What this task involves:
Below, copy the records verbatim, from the start through the line that contains "182, 429, 212)", including that line.

[start]

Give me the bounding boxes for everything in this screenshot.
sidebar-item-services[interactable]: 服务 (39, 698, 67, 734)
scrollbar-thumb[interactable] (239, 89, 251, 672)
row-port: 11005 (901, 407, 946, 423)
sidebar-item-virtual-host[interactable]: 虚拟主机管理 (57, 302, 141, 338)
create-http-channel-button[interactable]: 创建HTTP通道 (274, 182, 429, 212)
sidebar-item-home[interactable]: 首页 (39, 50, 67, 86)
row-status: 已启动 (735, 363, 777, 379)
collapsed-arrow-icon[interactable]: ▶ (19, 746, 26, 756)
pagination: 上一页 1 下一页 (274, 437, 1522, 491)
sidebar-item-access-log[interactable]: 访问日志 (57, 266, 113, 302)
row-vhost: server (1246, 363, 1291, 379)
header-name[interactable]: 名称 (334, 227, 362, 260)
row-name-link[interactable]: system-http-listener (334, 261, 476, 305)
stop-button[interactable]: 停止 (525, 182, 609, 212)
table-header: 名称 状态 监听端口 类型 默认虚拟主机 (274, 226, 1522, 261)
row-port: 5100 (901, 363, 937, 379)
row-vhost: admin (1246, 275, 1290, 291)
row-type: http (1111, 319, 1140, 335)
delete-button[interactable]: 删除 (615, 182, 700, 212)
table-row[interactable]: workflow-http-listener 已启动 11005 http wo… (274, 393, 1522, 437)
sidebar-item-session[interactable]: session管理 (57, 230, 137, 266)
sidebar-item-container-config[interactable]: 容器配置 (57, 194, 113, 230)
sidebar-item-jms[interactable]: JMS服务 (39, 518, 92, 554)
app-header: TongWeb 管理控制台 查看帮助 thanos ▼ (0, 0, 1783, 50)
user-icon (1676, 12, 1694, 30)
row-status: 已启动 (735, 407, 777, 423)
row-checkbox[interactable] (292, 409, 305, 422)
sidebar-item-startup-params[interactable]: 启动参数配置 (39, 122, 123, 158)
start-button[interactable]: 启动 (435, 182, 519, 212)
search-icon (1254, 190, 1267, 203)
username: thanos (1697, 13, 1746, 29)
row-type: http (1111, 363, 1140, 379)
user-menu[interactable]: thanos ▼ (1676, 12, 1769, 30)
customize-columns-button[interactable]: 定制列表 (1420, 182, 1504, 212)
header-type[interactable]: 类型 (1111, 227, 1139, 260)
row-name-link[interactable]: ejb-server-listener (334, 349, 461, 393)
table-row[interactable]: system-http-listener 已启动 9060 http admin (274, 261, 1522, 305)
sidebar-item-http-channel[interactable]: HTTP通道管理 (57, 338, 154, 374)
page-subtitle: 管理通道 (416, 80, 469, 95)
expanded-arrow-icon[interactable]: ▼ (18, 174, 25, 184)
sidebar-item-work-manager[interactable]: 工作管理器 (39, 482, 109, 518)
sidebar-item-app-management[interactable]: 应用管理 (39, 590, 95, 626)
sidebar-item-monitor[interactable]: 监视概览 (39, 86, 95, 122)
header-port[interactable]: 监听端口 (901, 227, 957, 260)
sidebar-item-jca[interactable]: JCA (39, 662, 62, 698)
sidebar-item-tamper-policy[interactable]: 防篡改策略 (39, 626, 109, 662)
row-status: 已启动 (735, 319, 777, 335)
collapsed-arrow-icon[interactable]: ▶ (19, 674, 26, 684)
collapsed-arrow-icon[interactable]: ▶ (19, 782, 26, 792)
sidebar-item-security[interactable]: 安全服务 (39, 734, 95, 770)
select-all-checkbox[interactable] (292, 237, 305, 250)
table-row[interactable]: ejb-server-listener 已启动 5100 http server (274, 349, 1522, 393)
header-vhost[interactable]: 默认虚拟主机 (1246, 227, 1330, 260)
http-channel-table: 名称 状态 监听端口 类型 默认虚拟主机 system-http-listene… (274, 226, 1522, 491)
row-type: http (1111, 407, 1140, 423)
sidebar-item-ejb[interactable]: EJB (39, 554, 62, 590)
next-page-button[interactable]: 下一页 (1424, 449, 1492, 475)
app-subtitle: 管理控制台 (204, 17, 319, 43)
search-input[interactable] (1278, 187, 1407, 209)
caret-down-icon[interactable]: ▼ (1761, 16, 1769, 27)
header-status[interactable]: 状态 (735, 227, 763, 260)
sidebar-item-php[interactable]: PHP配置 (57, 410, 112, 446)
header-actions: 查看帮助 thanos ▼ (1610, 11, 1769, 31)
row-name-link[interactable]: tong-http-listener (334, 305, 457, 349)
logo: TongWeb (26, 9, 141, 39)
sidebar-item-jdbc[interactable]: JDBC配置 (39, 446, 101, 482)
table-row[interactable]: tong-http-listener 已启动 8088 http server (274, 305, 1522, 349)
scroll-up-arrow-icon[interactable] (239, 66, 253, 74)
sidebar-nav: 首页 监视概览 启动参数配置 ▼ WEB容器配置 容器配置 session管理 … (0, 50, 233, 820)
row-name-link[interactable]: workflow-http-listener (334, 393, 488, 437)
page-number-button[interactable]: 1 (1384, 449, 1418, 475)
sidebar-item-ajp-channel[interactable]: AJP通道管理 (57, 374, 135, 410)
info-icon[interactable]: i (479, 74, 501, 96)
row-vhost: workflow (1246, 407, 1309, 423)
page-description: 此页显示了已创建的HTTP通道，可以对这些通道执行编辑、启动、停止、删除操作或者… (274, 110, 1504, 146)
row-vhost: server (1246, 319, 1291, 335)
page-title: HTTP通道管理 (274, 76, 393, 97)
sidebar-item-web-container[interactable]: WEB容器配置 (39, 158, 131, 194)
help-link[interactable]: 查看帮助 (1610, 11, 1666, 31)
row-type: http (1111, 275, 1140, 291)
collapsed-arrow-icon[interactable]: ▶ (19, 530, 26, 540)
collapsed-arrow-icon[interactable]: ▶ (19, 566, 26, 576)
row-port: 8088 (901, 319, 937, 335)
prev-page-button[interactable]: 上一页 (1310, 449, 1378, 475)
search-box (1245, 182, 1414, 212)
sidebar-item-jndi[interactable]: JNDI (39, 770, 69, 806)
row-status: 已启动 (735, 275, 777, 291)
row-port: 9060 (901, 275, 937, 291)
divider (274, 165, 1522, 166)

[end]

Written solution:
Give me the bounding boxes for everything in this screenshot.
sidebar-item-services[interactable]: 服务 (39, 698, 67, 734)
scrollbar-thumb[interactable] (239, 89, 251, 672)
row-port: 11005 (901, 407, 946, 423)
sidebar-item-virtual-host[interactable]: 虚拟主机管理 (57, 302, 141, 338)
create-http-channel-button[interactable]: 创建HTTP通道 (274, 182, 429, 212)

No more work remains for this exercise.